start Dataset records

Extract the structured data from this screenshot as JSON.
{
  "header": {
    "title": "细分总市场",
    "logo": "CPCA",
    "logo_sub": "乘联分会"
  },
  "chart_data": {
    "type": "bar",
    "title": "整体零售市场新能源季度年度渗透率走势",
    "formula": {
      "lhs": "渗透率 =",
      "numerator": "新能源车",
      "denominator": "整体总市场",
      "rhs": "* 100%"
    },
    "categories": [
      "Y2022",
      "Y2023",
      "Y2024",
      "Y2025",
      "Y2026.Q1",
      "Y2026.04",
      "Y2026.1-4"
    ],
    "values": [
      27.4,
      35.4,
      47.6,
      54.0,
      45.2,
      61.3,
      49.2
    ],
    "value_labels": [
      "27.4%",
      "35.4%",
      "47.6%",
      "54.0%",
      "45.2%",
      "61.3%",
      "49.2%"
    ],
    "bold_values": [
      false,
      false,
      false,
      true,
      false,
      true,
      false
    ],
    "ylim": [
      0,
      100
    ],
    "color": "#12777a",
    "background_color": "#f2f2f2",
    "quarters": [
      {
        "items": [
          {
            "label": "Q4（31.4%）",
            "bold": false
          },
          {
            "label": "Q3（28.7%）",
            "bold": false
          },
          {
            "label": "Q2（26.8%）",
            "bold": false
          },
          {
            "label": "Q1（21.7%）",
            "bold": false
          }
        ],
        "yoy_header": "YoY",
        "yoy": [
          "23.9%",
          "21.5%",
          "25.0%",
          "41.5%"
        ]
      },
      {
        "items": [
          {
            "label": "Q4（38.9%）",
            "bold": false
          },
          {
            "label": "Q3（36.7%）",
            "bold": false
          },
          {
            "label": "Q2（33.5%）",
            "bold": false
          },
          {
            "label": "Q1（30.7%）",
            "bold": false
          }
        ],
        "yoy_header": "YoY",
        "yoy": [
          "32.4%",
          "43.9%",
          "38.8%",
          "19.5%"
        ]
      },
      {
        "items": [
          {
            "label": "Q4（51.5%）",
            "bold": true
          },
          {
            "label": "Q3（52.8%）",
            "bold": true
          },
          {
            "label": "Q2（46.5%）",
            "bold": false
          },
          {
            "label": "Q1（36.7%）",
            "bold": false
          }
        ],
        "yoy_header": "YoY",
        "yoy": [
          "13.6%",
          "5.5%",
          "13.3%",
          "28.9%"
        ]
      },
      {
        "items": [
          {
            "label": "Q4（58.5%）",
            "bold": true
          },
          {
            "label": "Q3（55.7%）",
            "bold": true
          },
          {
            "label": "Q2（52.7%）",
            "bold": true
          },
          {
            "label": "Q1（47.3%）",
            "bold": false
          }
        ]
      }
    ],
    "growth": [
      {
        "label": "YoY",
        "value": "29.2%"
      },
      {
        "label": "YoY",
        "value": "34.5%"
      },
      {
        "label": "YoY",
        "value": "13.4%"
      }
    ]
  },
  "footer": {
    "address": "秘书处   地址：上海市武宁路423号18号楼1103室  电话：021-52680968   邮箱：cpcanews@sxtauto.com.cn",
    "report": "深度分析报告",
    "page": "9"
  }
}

end Dataset records

Extract every record. Keep wording exact.

Extract the structured data from this screenshot as JSON.
{
  "header": {
    "title": "细分总市场",
    "logo": "CPCA",
    "logo_sub": "乘联分会"
  },
  "chart_data": {
    "type": "bar",
    "title": "整体零售市场新能源季度年度渗透率走势",
    "formula": {
      "lhs": "渗透率 =",
      "numerator": "新能源车",
      "denominator": "整体总市场",
      "rhs": "* 100%"
    },
    "categories": [
      "Y2022",
      "Y2023",
      "Y2024",
      "Y2025",
      "Y2026.Q1",
      "Y2026.04",
      "Y2026.1-4"
    ],
    "values": [
      27.4,
      35.4,
      47.6,
      54.0,
      45.2,
      61.3,
      49.2
    ],
    "value_labels": [
      "27.4%",
      "35.4%",
      "47.6%",
      "54.0%",
      "45.2%",
      "61.3%",
      "49.2%"
    ],
    "bold_values": [
      false,
      false,
      false,
      true,
      false,
      true,
      false
    ],
    "ylim": [
      0,
      100
    ],
    "color": "#12777a",
    "background_color": "#f2f2f2",
    "quarters": [
      {
        "items": [
          {
            "label": "Q4（31.4%）",
            "bold": false
          },
          {
            "label": "Q3（28.7%）",
            "bold": false
          },
          {
            "label": "Q2（26.8%）",
            "bold": false
          },
          {
            "label": "Q1（21.7%）",
            "bold": false
          }
        ],
        "yoy_header": "YoY",
        "yoy": [
          "23.9%",
          "21.5%",
          "25.0%",
          "41.5%"
        ]
      },
      {
        "items": [
          {
            "label": "Q4（38.9%）",
            "bold": false
          },
          {
            "label": "Q3（36.7%）",
            "bold": false
          },
          {
            "label": "Q2（33.5%）",
            "bold": false
          },
          {
            "label": "Q1（30.7%）",
            "bold": false
          }
        ],
        "yoy_header": "YoY",
        "yoy": [
          "32.4%",
          "43.9%",
          "38.8%",
          "19.5%"
        ]
      },
      {
        "items": [
          {
            "label": "Q4（51.5%）",
            "bold": true
          },
          {
            "label": "Q3（52.8%）",
            "bold": true
          },
          {
            "label": "Q2（46.5%）",
            "bold": false
          },
          {
            "label": "Q1（36.7%）",
            "bold": false
          }
        ],
        "yoy_header": "YoY",
        "yoy": [
          "13.6%",
          "5.5%",
          "13.3%",
          "28.9%"
        ]
      },
      {
        "items": [
          {
            "label": "Q4（58.5%）",
            "bold": true
          },
          {
            "label": "Q3（55.7%）",
            "bold": true
          },
          {
            "label": "Q2（52.7%）",
            "bold": true
          },
          {
            "label": "Q1（47.3%）",
            "bold": false
          }
        ]
      }
    ],
    "growth": [
      {
        "label": "YoY",
        "value": "29.2%"
      },
      {
        "label": "YoY",
        "value": "34.5%"
      },
      {
        "label": "YoY",
        "value": "13.4%"
      }
    ]
  },
  "footer": {
    "address": "秘书处   地址：上海市武宁路423号18号楼1103室  电话：021-52680968   邮箱：cpcanews@sxtauto.com.cn",
    "report": "深度分析报告",
    "page": "9"
  }
}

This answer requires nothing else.